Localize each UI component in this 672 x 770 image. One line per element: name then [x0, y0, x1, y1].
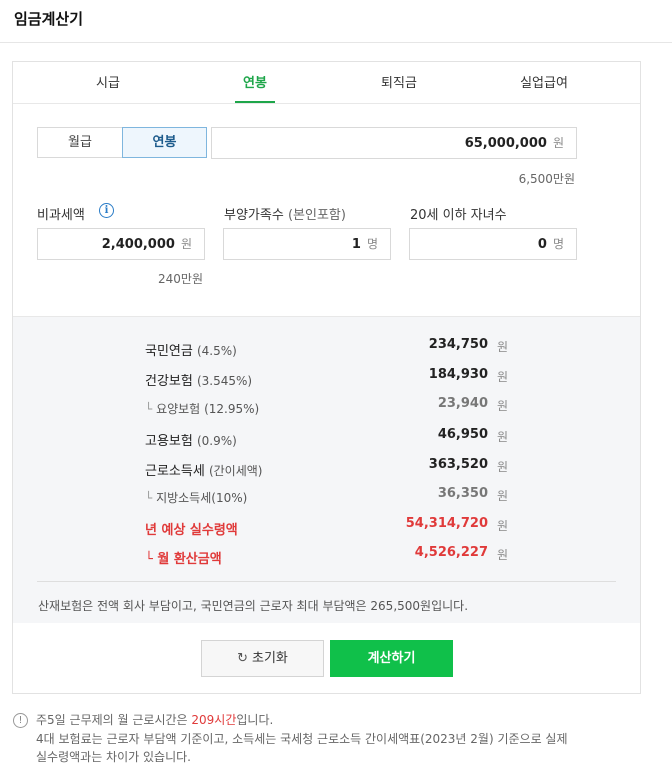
nontax-value: 2,400,000	[101, 237, 175, 252]
income-tax-label: 근로소득세	[145, 464, 205, 479]
health-value: 184,930	[428, 367, 488, 382]
pension-unit: 원	[497, 340, 509, 354]
result-panel: 국민연금 (4.5%) 234,750 원 건강보험 (3.545%) 184,…	[13, 316, 640, 623]
employment-unit: 원	[497, 430, 509, 444]
health-label: 건강보험	[145, 374, 193, 389]
monthly-net-label: 월 환산금액	[157, 552, 222, 567]
refresh-icon: ↻	[237, 651, 248, 666]
pension-pct: (4.5%)	[196, 344, 237, 358]
salary-input[interactable]: 65,000,000 원	[211, 127, 577, 159]
calculator-card: 시급 연봉 퇴직금 실업급여 월급 연봉 65,000,000 원 6,500만원…	[12, 61, 641, 694]
monthly-net-tree-mark: └	[145, 552, 153, 567]
annual-net-unit: 원	[497, 519, 509, 533]
local-tax-label: 지방소득세	[156, 491, 212, 505]
tab-annual[interactable]: 연봉	[235, 62, 275, 103]
pension-label: 국민연금	[145, 344, 193, 359]
result-label-health: 건강보험 (3.545%)	[145, 370, 252, 389]
result-label-employment: 고용보험 (0.9%)	[145, 430, 237, 449]
notice-icon: !	[13, 713, 28, 728]
monthly-net-value: 4,526,227	[414, 545, 488, 560]
annual-net-value: 54,314,720	[405, 516, 488, 531]
dependents-unit: 명	[366, 237, 378, 251]
mode-monthly-button[interactable]: 월급	[37, 127, 123, 158]
tab-unemployment-label: 실업급여	[520, 76, 568, 91]
reset-button-label: 초기화	[252, 651, 288, 666]
employment-value: 46,950	[437, 427, 488, 442]
tab-unemployment[interactable]: 실업급여	[504, 62, 584, 103]
health-pct: (3.545%)	[196, 374, 253, 388]
result-label-pension: 국민연금 (4.5%)	[145, 340, 237, 359]
footer-highlight: 209시간	[191, 713, 237, 727]
result-label-income-tax: 근로소득세 (간이세액)	[145, 460, 262, 479]
tab-bar: 시급 연봉 퇴직금 실업급여	[13, 62, 640, 104]
result-label-annual-net: 년 예상 실수령액	[145, 523, 238, 538]
salary-value: 65,000,000	[464, 136, 547, 151]
monthly-net-unit: 원	[497, 548, 509, 562]
result-note: 산재보험은 전액 회사 부담이고, 국민연금의 근로자 최대 부담액은 265,…	[38, 599, 469, 613]
footer-line-2: 4대 보험료는 근로자 부담액 기준이고, 소득세는 국세청 근로소득 간이세액…	[36, 732, 568, 746]
local-tax-pct: (10%)	[211, 491, 248, 505]
result-divider	[37, 581, 616, 582]
tab-hourly-label: 시급	[96, 76, 120, 91]
children-input[interactable]: 0명	[409, 228, 577, 260]
footer-line-1-post: 입니다.	[236, 713, 274, 727]
salary-unit: 원	[552, 136, 564, 150]
calculate-button[interactable]: 계산하기	[330, 640, 453, 677]
dependents-label-sub: (본인포함)	[287, 208, 346, 223]
care-label: 요양보험	[156, 402, 201, 416]
nontax-input[interactable]: 2,400,000 원	[37, 228, 205, 260]
dependents-label: 부양가족수 (본인포함)	[224, 204, 346, 223]
tab-annual-label: 연봉	[243, 76, 267, 91]
active-tab-underline	[235, 101, 275, 103]
income-tax-unit: 원	[497, 460, 509, 474]
salary-note: 6,500만원	[518, 172, 575, 186]
title-divider	[0, 42, 672, 43]
local-tax-unit: 원	[497, 489, 509, 503]
nontax-note: 240만원	[158, 272, 203, 286]
employment-pct: (0.9%)	[196, 434, 237, 448]
dependents-label-main: 부양가족수	[224, 208, 284, 223]
mode-annual-button[interactable]: 연봉	[122, 127, 207, 158]
children-value: 0	[537, 237, 547, 252]
info-icon[interactable]: i	[99, 203, 114, 218]
care-pct: (12.95%)	[204, 402, 260, 416]
nontax-unit: 원	[180, 237, 192, 251]
local-tax-value: 36,350	[437, 486, 488, 501]
children-unit: 명	[552, 237, 564, 251]
employment-label: 고용보험	[145, 434, 193, 449]
income-tax-pct: (간이세액)	[208, 464, 263, 478]
footer-line-1-pre: 주5일 근무제의 월 근로시간은	[36, 713, 192, 727]
tab-severance[interactable]: 퇴직금	[359, 62, 439, 103]
tab-severance-label: 퇴직금	[381, 76, 417, 91]
footer-line-1: 주5일 근무제의 월 근로시간은 209시간입니다.	[36, 711, 273, 728]
reset-button[interactable]: ↻ 초기화	[201, 640, 324, 677]
result-label-care: └ 요양보험 (12.95%)	[145, 400, 259, 417]
dependents-value: 1	[351, 237, 361, 252]
result-label-monthly-net: └ 월 환산금액	[145, 548, 222, 567]
care-unit: 원	[497, 399, 509, 413]
care-value: 23,940	[437, 396, 488, 411]
care-tree-mark: └	[145, 402, 153, 416]
pension-value: 234,750	[428, 337, 488, 352]
nontax-label: 비과세액	[37, 208, 85, 223]
children-label: 20세 이하 자녀수	[410, 208, 507, 223]
health-unit: 원	[497, 370, 509, 384]
income-tax-value: 363,520	[428, 457, 488, 472]
local-tax-tree-mark: └	[145, 491, 153, 505]
result-label-local-tax: └ 지방소득세(10%)	[145, 489, 247, 506]
tab-hourly[interactable]: 시급	[68, 62, 148, 103]
footer-line-3: 실수령액과는 차이가 있습니다.	[36, 750, 191, 764]
dependents-input[interactable]: 1명	[223, 228, 391, 260]
page-title: 임금계산기	[14, 10, 84, 28]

Exercise instructions -
Copy all of the data above word for word, leaving out the pictures.

Answer below -
Localize each UI component in this 672 x 770 image. One line per element: name then [x0, y0, x1, y1].
nontax-value: 2,400,000	[101, 237, 175, 252]
income-tax-label: 근로소득세	[145, 464, 205, 479]
health-value: 184,930	[428, 367, 488, 382]
pension-unit: 원	[497, 340, 509, 354]
result-panel: 국민연금 (4.5%) 234,750 원 건강보험 (3.545%) 184,…	[13, 316, 640, 623]
employment-unit: 원	[497, 430, 509, 444]
health-label: 건강보험	[145, 374, 193, 389]
monthly-net-label: 월 환산금액	[157, 552, 222, 567]
refresh-icon: ↻	[237, 651, 248, 666]
pension-pct: (4.5%)	[196, 344, 237, 358]
salary-input[interactable]: 65,000,000 원	[211, 127, 577, 159]
calculator-card: 시급 연봉 퇴직금 실업급여 월급 연봉 65,000,000 원 6,500만원…	[12, 61, 641, 694]
monthly-net-tree-mark: └	[145, 552, 153, 567]
annual-net-unit: 원	[497, 519, 509, 533]
local-tax-label: 지방소득세	[156, 491, 212, 505]
tab-annual[interactable]: 연봉	[235, 62, 275, 103]
pension-label: 국민연금	[145, 344, 193, 359]
result-label-health: 건강보험 (3.545%)	[145, 370, 252, 389]
result-label-employment: 고용보험 (0.9%)	[145, 430, 237, 449]
notice-icon: !	[13, 713, 28, 728]
monthly-net-value: 4,526,227	[414, 545, 488, 560]
annual-net-value: 54,314,720	[405, 516, 488, 531]
dependents-unit: 명	[366, 237, 378, 251]
mode-monthly-button[interactable]: 월급	[37, 127, 123, 158]
tab-unemployment-label: 실업급여	[520, 76, 568, 91]
reset-button-label: 초기화	[252, 651, 288, 666]
employment-value: 46,950	[437, 427, 488, 442]
tab-unemployment[interactable]: 실업급여	[504, 62, 584, 103]
health-pct: (3.545%)	[196, 374, 253, 388]
result-label-pension: 국민연금 (4.5%)	[145, 340, 237, 359]
footer-highlight: 209시간	[191, 713, 237, 727]
result-label-income-tax: 근로소득세 (간이세액)	[145, 460, 262, 479]
tab-bar: 시급 연봉 퇴직금 실업급여	[13, 62, 640, 104]
result-label-annual-net: 년 예상 실수령액	[145, 523, 238, 538]
salary-value: 65,000,000	[464, 136, 547, 151]
monthly-net-unit: 원	[497, 548, 509, 562]
result-note: 산재보험은 전액 회사 부담이고, 국민연금의 근로자 최대 부담액은 265,…	[38, 599, 469, 613]
footer-line-2: 4대 보험료는 근로자 부담액 기준이고, 소득세는 국세청 근로소득 간이세액…	[36, 732, 568, 746]
local-tax-pct: (10%)	[211, 491, 248, 505]
result-divider	[37, 581, 616, 582]
tab-hourly-label: 시급	[96, 76, 120, 91]
children-input[interactable]: 0명	[409, 228, 577, 260]
footer-line-1-post: 입니다.	[236, 713, 274, 727]
salary-unit: 원	[552, 136, 564, 150]
calculate-button[interactable]: 계산하기	[330, 640, 453, 677]
dependents-label-sub: (본인포함)	[287, 208, 346, 223]
care-label: 요양보험	[156, 402, 201, 416]
nontax-input[interactable]: 2,400,000 원	[37, 228, 205, 260]
dependents-label: 부양가족수 (본인포함)	[224, 204, 346, 223]
tab-annual-label: 연봉	[243, 76, 267, 91]
active-tab-underline	[235, 101, 275, 103]
income-tax-unit: 원	[497, 460, 509, 474]
salary-note: 6,500만원	[518, 172, 575, 186]
title-divider	[0, 42, 672, 43]
local-tax-unit: 원	[497, 489, 509, 503]
nontax-note: 240만원	[158, 272, 203, 286]
employment-pct: (0.9%)	[196, 434, 237, 448]
dependents-label-main: 부양가족수	[224, 208, 284, 223]
mode-annual-button[interactable]: 연봉	[122, 127, 207, 158]
children-value: 0	[537, 237, 547, 252]
info-icon[interactable]: i	[99, 203, 114, 218]
care-pct: (12.95%)	[204, 402, 260, 416]
nontax-unit: 원	[180, 237, 192, 251]
local-tax-value: 36,350	[437, 486, 488, 501]
children-unit: 명	[552, 237, 564, 251]
employment-label: 고용보험	[145, 434, 193, 449]
income-tax-pct: (간이세액)	[208, 464, 263, 478]
footer-line-1-pre: 주5일 근무제의 월 근로시간은	[36, 713, 192, 727]
tab-severance[interactable]: 퇴직금	[359, 62, 439, 103]
tab-severance-label: 퇴직금	[381, 76, 417, 91]
footer-line-1: 주5일 근무제의 월 근로시간은 209시간입니다.	[36, 711, 273, 728]
reset-button[interactable]: ↻ 초기화	[201, 640, 324, 677]
result-label-care: └ 요양보험 (12.95%)	[145, 400, 259, 417]
dependents-value: 1	[351, 237, 361, 252]
result-label-monthly-net: └ 월 환산금액	[145, 548, 222, 567]
care-unit: 원	[497, 399, 509, 413]
care-value: 23,940	[437, 396, 488, 411]
care-tree-mark: └	[145, 402, 153, 416]
pension-value: 234,750	[428, 337, 488, 352]
nontax-label: 비과세액	[37, 208, 85, 223]
children-label: 20세 이하 자녀수	[410, 208, 507, 223]
health-unit: 원	[497, 370, 509, 384]
income-tax-value: 363,520	[428, 457, 488, 472]
local-tax-tree-mark: └	[145, 491, 153, 505]
result-label-local-tax: └ 지방소득세(10%)	[145, 489, 247, 506]
tab-hourly[interactable]: 시급	[68, 62, 148, 103]
footer-line-3: 실수령액과는 차이가 있습니다.	[36, 750, 191, 764]
dependents-input[interactable]: 1명	[223, 228, 391, 260]
page-title: 임금계산기	[14, 10, 84, 28]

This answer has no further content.